-- start Supplied text --

Tips and Strategies for longitudinal Customer Closeness and Continuous Discovery Research communities

 
 

One thing we’re certain of at Indeemo is that, given the accelerating rate of change, it is increasingly critical for brands to create a culture of Continuous Discovery and implement longitudinal research programs that get them closer to their customers / users.

Having a panel of research participants available over a sustained period of time allows you to quickly assign tasks / ask questions as they arise and be more agile in your research. 

This is one of the reasons why a number of our clients are referring to Digital Ethnography as an alternative to Market Research Online Communities (MROCs). If you missed our previous blog on how our clients use Digital Ethnography as an alternative to Market Research Online Communities, it is worth a quick read. 

Regardless of what you call it, our clients are increasingly recruiting participants into a “research community” on Indeemo so they can conduct ongoing, agile research over a period of months and build a deeper understanding of their target audience. 

This post shares some advice on how you can leverage Digital Ethnography for long term, continuous research programs (or “communities”) that achieve the following goals: 

  • Transform your research with context rich, in-the-moment multimedia insights

  • Build customer closeness into the heart of your research investment

  • Build a deeper connection with your target audience

  • Be agile and iterative with your research

  • Build a framework for continuous discovery and learning with your customer at the heart of it.

-- end Supplied text --
-- start Data extract --

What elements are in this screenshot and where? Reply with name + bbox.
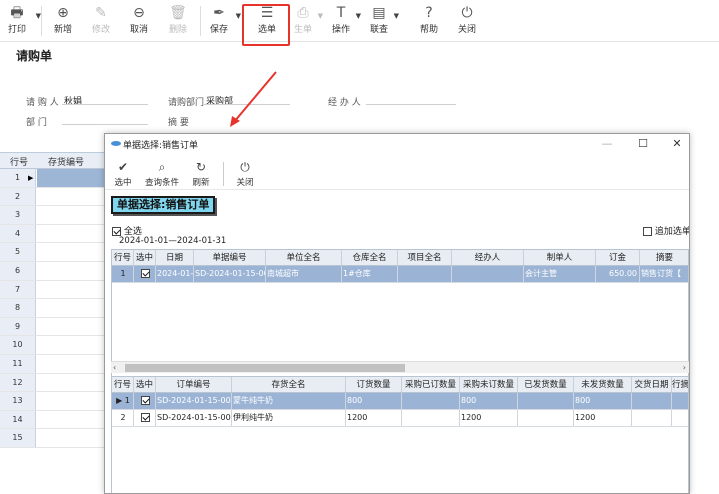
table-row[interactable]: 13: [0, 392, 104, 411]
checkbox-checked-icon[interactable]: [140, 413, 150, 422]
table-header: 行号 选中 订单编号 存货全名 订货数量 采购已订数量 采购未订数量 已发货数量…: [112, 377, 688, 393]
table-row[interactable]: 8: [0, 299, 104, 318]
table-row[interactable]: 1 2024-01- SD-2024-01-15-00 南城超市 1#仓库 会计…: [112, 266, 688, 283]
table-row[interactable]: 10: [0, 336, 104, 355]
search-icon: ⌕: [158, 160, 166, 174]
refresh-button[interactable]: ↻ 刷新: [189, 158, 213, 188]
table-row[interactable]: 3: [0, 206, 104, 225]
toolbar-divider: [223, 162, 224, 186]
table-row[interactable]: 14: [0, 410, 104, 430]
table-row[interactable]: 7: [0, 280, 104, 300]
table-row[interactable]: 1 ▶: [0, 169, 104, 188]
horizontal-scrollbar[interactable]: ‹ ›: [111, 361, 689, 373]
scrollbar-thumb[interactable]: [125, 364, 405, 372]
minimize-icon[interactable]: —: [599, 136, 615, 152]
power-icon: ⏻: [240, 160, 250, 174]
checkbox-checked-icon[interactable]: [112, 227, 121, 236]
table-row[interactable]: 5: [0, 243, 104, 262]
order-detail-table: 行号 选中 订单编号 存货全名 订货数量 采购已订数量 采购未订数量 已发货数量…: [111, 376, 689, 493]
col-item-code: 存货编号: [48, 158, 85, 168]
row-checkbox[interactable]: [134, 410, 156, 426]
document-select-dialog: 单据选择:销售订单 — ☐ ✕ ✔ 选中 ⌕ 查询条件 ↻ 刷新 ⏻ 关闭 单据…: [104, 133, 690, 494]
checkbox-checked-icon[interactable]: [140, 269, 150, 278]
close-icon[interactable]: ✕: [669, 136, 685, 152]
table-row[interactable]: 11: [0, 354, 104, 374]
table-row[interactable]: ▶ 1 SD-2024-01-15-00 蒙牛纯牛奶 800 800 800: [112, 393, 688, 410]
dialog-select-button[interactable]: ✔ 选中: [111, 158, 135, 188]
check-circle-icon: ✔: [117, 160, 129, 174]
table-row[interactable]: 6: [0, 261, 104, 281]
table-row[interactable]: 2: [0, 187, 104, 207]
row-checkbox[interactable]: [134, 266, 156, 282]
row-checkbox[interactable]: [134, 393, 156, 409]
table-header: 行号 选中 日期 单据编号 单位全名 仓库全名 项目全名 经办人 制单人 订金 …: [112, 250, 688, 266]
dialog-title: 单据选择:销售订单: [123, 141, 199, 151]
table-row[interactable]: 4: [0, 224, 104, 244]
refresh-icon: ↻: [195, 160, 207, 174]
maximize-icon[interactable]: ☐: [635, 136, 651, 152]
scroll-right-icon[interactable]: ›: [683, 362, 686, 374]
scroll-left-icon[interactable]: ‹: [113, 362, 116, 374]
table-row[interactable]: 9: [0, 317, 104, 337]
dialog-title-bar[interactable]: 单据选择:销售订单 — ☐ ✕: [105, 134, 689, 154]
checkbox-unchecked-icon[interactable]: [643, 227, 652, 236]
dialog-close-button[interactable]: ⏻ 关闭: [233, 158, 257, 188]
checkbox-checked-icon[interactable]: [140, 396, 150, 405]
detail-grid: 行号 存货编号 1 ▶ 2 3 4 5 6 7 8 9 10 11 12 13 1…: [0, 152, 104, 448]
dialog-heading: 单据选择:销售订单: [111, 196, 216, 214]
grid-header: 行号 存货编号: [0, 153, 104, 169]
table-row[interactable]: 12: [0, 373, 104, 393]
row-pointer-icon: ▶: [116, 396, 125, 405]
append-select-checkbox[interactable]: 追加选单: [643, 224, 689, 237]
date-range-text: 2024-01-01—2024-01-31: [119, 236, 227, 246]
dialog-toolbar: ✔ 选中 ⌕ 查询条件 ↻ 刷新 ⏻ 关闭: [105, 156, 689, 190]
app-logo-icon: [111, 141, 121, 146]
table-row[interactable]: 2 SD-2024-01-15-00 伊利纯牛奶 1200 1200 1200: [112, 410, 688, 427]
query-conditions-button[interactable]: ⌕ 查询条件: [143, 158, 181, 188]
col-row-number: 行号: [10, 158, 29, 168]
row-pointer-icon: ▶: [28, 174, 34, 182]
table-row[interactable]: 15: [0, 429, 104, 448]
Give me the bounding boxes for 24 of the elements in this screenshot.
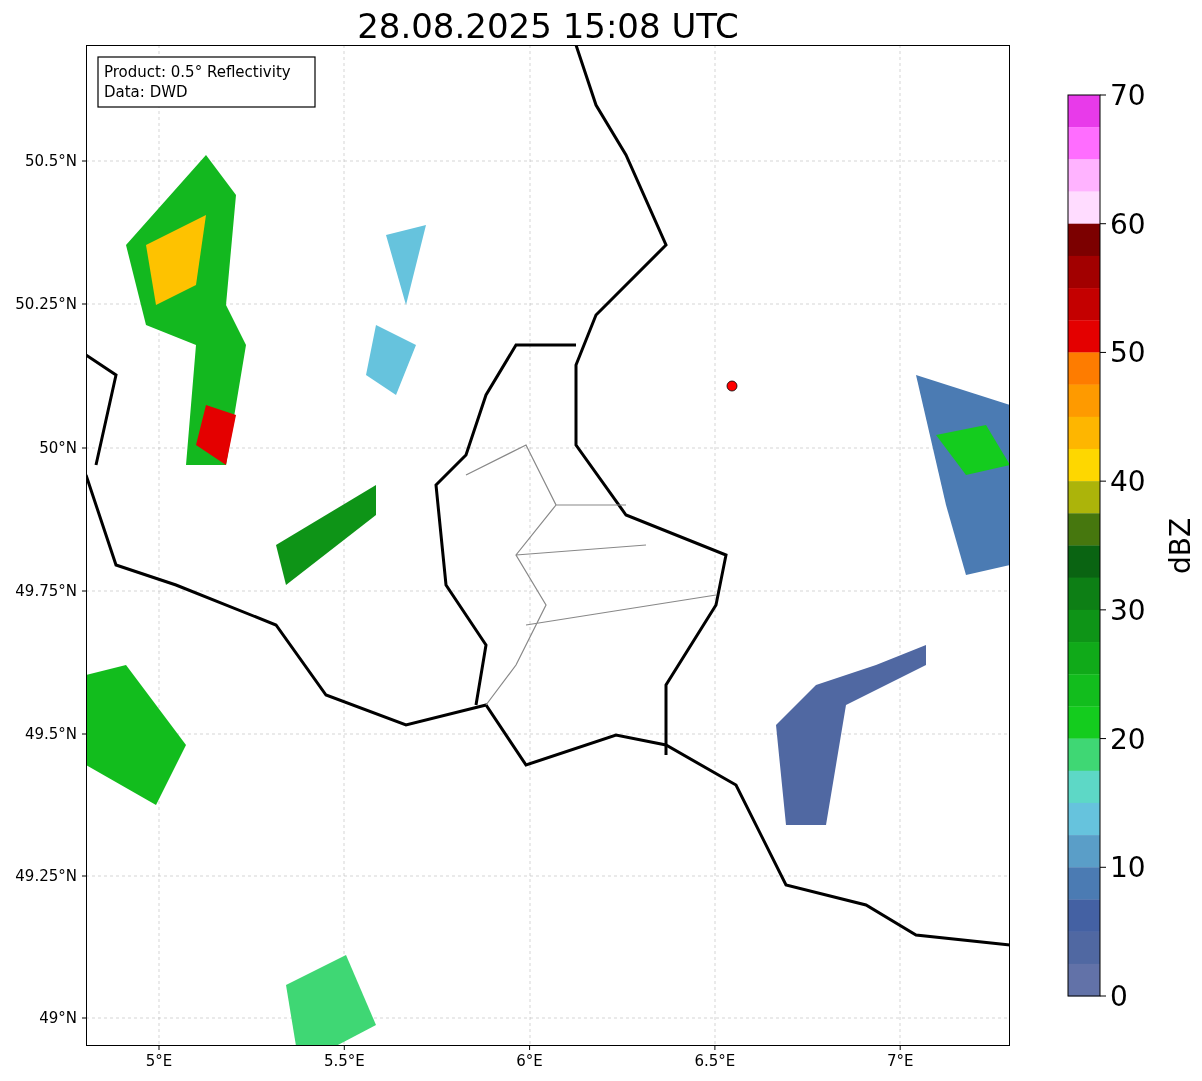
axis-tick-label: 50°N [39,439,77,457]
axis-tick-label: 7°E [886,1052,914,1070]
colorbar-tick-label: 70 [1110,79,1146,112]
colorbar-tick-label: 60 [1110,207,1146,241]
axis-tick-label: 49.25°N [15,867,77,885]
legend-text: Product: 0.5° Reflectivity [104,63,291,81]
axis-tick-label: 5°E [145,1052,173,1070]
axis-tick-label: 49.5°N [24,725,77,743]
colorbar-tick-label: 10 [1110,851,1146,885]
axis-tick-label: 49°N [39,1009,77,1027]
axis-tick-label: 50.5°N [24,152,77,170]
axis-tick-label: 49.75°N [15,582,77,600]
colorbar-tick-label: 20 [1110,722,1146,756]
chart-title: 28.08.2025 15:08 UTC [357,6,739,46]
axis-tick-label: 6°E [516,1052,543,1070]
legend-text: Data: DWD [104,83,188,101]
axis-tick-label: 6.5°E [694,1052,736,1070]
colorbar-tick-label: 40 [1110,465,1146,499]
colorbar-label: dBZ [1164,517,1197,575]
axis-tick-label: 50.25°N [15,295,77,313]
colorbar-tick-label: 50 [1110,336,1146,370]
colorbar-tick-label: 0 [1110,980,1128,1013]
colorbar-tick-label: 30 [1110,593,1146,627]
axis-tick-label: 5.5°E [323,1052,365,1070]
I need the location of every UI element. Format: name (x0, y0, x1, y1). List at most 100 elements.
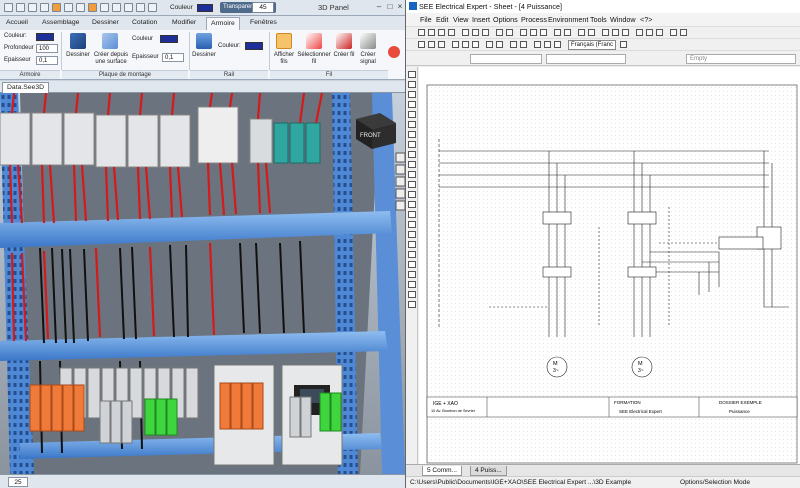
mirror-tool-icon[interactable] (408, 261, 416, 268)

-- end Data extract --

Repeat a section of the text on research communities word for word, beginning at the words "This post shares" and stopping after "heart of it.". The records are a separate set of material from the text about research communities.

### Completed exercise
This post shares some advice on how you can leverage Digital Ethnography for long term, continuous research programs (or “communities”) that achieve the following goals: 

  • Transform your research with context rich, in-the-moment multimedia insights

  • Build customer closeness into the heart of your research investment

  • Build a deeper connection with your target audience

  • Be agile and iterative with your research

  • Build a framework for continuous discovery and learning with your customer at the heart of it.